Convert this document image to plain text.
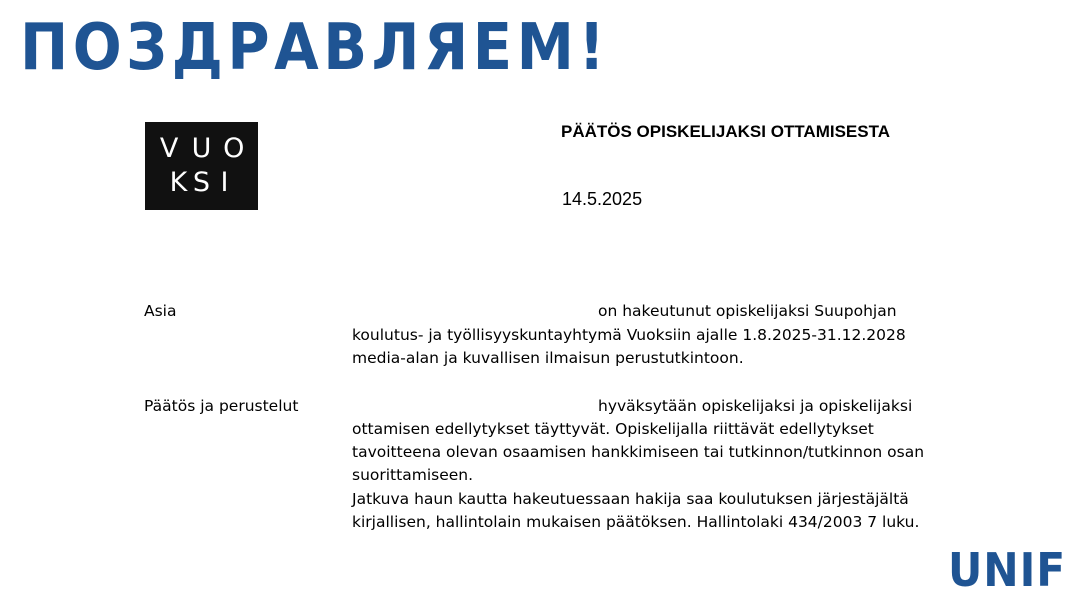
ПОЗДРАВЛЯЕМ!
V U O
K S I
PÄÄTÖS OPISKELIJAKSI OTTAMISESTA
14.5.2025
Asia	on hakeutunut opiskelijaksi Suupohjan
koulutus- ja työllisyyskuntayhtymä Vuoksiin ajalle 1.8.2025-31.12.2028
media-alan ja kuvallisen ilmaisun perustutkintoon.
Päätös ja perustelut	hyväksytään opiskelijaksi ja opiskelijaksi
ottamisen edellytykset täyttyvät. Opiskelijalla riittävät edellytykset
tavoitteena olevan osaamisen hankkimiseen tai tutkinnon/tutkinnon osan
suorittamiseen.
Jatkuva haun kautta hakeutuessaan hakija saa koulutuksen järjestäjältä
kirjallisen, hallintolain mukaisen päätöksen. Hallintolaki 434/2003 7 luku.
U N I F
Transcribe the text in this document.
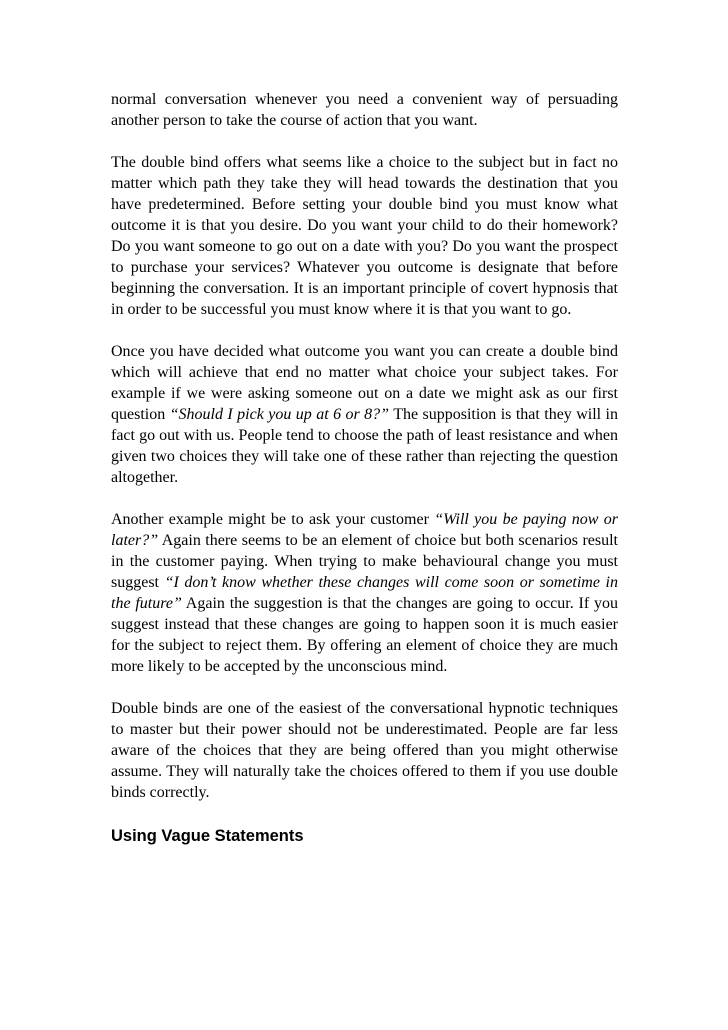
normal conversation whenever you need a convenient way of persuading another person to take the course of action that you want.

The double bind offers what seems like a choice to the subject but in fact no matter which path they take they will head towards the destination that you have predetermined. Before setting your double bind you must know what outcome it is that you desire. Do you want your child to do their homework? Do you want someone to go out on a date with you? Do you want the prospect to purchase your services? Whatever you outcome is designate that before beginning the conversation. It is an important principle of covert hypnosis that in order to be successful you must know where it is that you want to go.

Once you have decided what outcome you want you can create a double bind which will achieve that end no matter what choice your subject takes. For example if we were asking someone out on a date we might ask as our first question “Should I pick you up at 6 or 8?” The supposition is that they will in fact go out with us. People tend to choose the path of least resistance and when given two choices they will take one of these rather than rejecting the question altogether.

Another example might be to ask your customer “Will you be paying now or later?” Again there seems to be an element of choice but both scenarios result in the customer paying. When trying to make behavioural change you must suggest “I don’t know whether these changes will come soon or sometime in the future” Again the suggestion is that the changes are going to occur. If you suggest instead that these changes are going to happen soon it is much easier for the subject to reject them. By offering an element of choice they are much more likely to be accepted by the unconscious mind.

Double binds are one of the easiest of the conversational hypnotic techniques to master but their power should not be underestimated. People are far less aware of the choices that they are being offered than you might otherwise assume. They will naturally take the choices offered to them if you use double binds correctly.

Using Vague Statements
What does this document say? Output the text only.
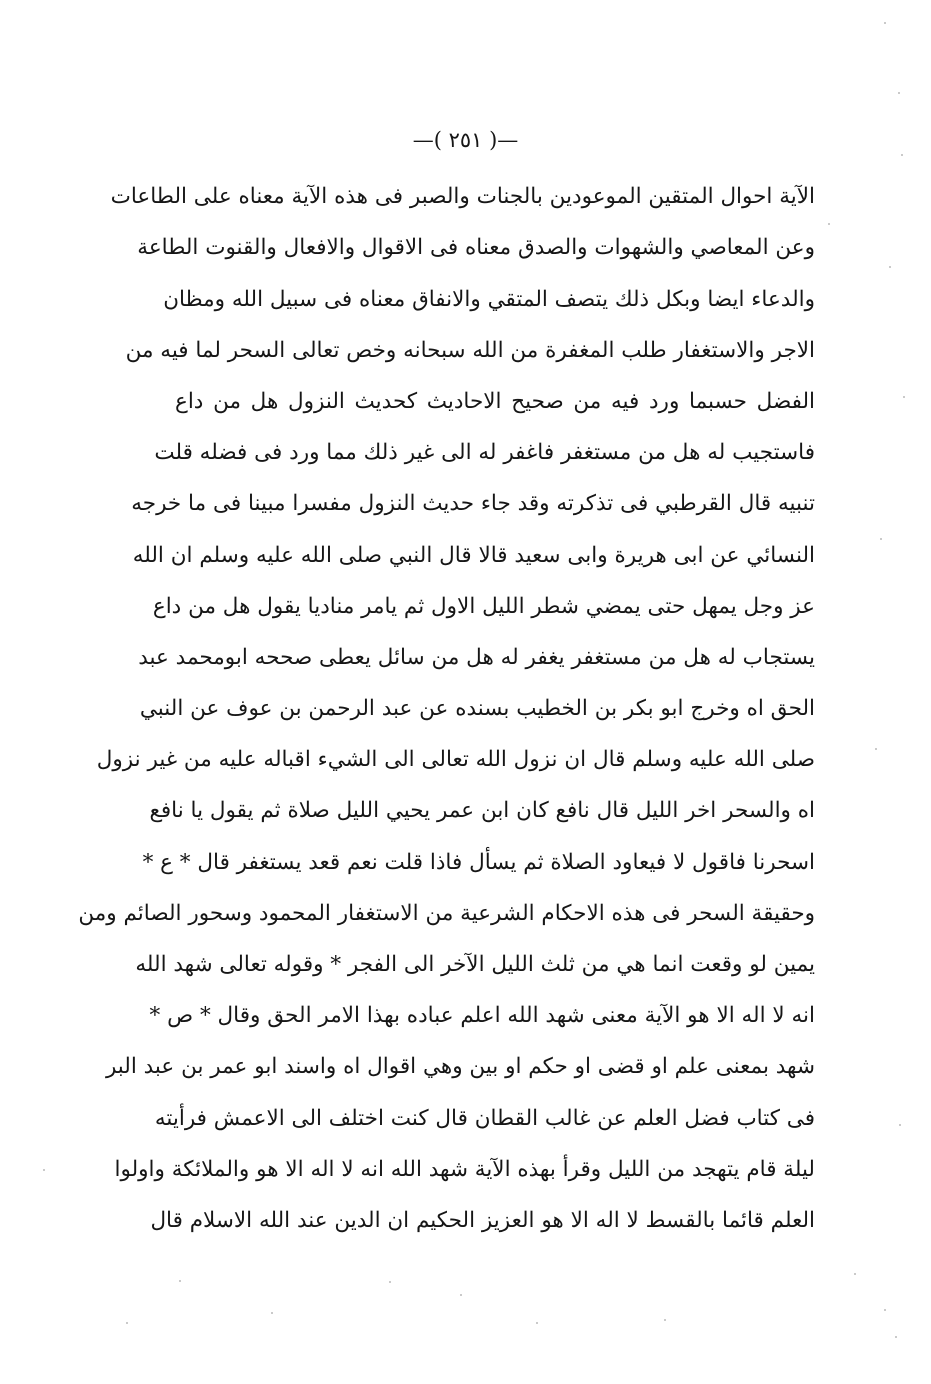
—( ٢٥١ )—
الآية احوال المتقين الموعودين بالجنات والصبر فى هذه الآية معناه على الطاعات
وعن المعاصي والشهوات والصدق معناه فى الاقوال والافعال والقنوت الطاعة
والدعاء ايضا وبكل ذلك يتصف المتقي والانفاق معناه فى سبيل الله ومظان
الاجر والاستغفار طلب المغفرة من الله سبحانه وخص تعالى السحر لما فيه من
الفضل حسبما ورد فيه من صحيح الاحاديث كحديث النزول هل من داع
فاستجيب له هل من مستغفر فاغفر له الى غير ذلك مما ورد فى فضله قلت
تنبيه قال القرطبي فى تذكرته وقد جاء حديث النزول مفسرا مبينا فى ما خرجه
النسائي عن ابى هريرة وابى سعيد قالا قال النبي صلى الله عليه وسلم ان الله
عز وجل يمهل حتى يمضي شطر الليل الاول ثم يامر مناديا يقول هل من داع
يستجاب له هل من مستغفر يغفر له هل من سائل يعطى صححه ابومحمد عبد
الحق اه وخرج ابو بكر بن الخطيب بسنده عن عبد الرحمن بن عوف عن النبي
صلى الله عليه وسلم قال ان نزول الله تعالى الى الشيء اقباله عليه من غير نزول
اه والسحر اخر الليل قال نافع كان ابن عمر يحيي الليل صلاة ثم يقول يا نافع
اسحرنا فاقول لا فيعاود الصلاة ثم يسأل فاذا قلت نعم قعد يستغفر قال * ع *
وحقيقة السحر فى هذه الاحكام الشرعية من الاستغفار المحمود وسحور الصائم ومن
يمين لو وقعت انما هي من ثلث الليل الآخر الى الفجر * وقوله تعالى شهد الله
انه لا اله الا هو الآية معنى شهد الله اعلم عباده بهذا الامر الحق وقال * ص *
شهد بمعنى علم او قضى او حكم او بين وهي اقوال اه واسند ابو عمر بن عبد البر
فى كتاب فضل العلم عن غالب القطان قال كنت اختلف الى الاعمش فرأيته
ليلة قام يتهجد من الليل وقرأ بهذه الآية شهد الله انه لا اله الا هو والملائكة واولوا
العلم قائما بالقسط لا اله الا هو العزيز الحكيم ان الدين عند الله الاسلام قال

_GOAL_
Search the data for the string "outcome" and copy each line where it appears.

_OUTPUT FOR THIS EXERCISE_
The double bind offers what seems like a choice to the subject but in fact no matter which path they take they will head towards the destination that you have predetermined. Before setting your double bind you must know what outcome it is that you desire. Do you want your child to do their homework? Do you want someone to go out on a date with you? Do you want the prospect to purchase your services? Whatever you outcome is designate that before beginning the conversation. It is an important principle of covert hypnosis that in order to be successful you must know where it is that you want to go.
Once you have decided what outcome you want you can create a double bind which will achieve that end no matter what choice your subject takes. For example if we were asking someone out on a date we might ask as our first question “Should I pick you up at 6 or 8?” The supposition is that they will in fact go out with us. People tend to choose the path of least resistance and when given two choices they will take one of these rather than rejecting the question altogether.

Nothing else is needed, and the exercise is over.